▶ **Exercise instructions**: Find how many lines of the listing include the string "username", and report only that figure.
** BEGIN Provided entries **
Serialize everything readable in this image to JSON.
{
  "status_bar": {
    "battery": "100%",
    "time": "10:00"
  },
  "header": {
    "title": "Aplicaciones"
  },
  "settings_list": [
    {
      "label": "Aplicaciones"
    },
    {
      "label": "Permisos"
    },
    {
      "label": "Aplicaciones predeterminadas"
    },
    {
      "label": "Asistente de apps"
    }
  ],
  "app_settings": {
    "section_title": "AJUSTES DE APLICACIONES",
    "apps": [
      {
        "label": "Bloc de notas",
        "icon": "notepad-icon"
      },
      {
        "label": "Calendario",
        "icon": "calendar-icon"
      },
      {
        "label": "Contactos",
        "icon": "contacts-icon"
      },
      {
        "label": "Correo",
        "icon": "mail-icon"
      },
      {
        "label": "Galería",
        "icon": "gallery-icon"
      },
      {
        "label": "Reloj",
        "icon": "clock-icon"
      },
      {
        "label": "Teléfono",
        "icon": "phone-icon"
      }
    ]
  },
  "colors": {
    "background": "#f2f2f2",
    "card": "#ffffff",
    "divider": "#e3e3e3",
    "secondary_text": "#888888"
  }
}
** END Provided entries **
** BEGIN Provided entries **
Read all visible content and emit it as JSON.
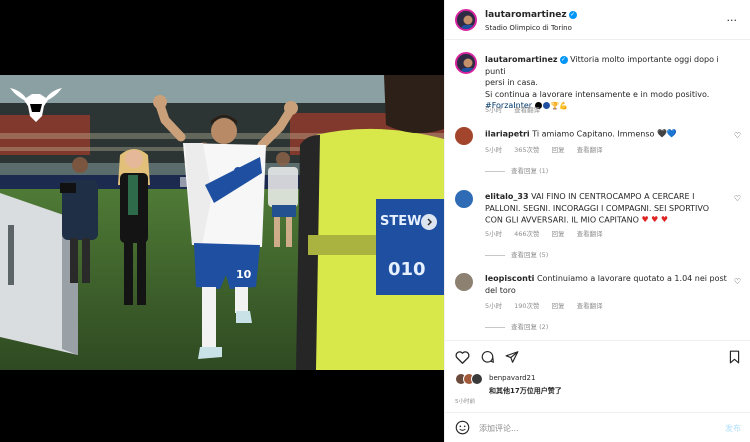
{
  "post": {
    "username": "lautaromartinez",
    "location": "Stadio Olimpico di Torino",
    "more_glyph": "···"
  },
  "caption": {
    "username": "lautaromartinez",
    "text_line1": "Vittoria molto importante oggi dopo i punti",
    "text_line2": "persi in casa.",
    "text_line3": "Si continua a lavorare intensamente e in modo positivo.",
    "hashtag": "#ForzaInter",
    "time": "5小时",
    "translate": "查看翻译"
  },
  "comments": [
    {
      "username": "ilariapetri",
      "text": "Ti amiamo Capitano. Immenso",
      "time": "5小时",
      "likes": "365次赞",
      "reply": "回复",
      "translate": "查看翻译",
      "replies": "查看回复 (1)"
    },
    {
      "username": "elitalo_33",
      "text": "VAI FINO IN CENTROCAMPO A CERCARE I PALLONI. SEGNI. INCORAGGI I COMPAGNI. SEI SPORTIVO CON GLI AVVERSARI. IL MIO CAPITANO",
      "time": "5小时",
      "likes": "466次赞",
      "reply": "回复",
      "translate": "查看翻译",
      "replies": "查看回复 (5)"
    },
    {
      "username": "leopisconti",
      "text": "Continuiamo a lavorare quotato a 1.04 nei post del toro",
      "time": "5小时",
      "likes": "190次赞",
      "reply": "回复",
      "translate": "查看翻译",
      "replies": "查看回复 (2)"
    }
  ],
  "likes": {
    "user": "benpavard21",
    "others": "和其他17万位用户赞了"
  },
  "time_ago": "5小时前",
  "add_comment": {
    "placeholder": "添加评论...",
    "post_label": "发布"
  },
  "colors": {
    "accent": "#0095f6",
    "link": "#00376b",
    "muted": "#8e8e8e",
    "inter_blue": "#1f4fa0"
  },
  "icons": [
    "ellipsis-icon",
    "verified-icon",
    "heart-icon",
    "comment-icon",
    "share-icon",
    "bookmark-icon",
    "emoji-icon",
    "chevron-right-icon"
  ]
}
** END Provided entries **
▶ **Output for this exercise**: 5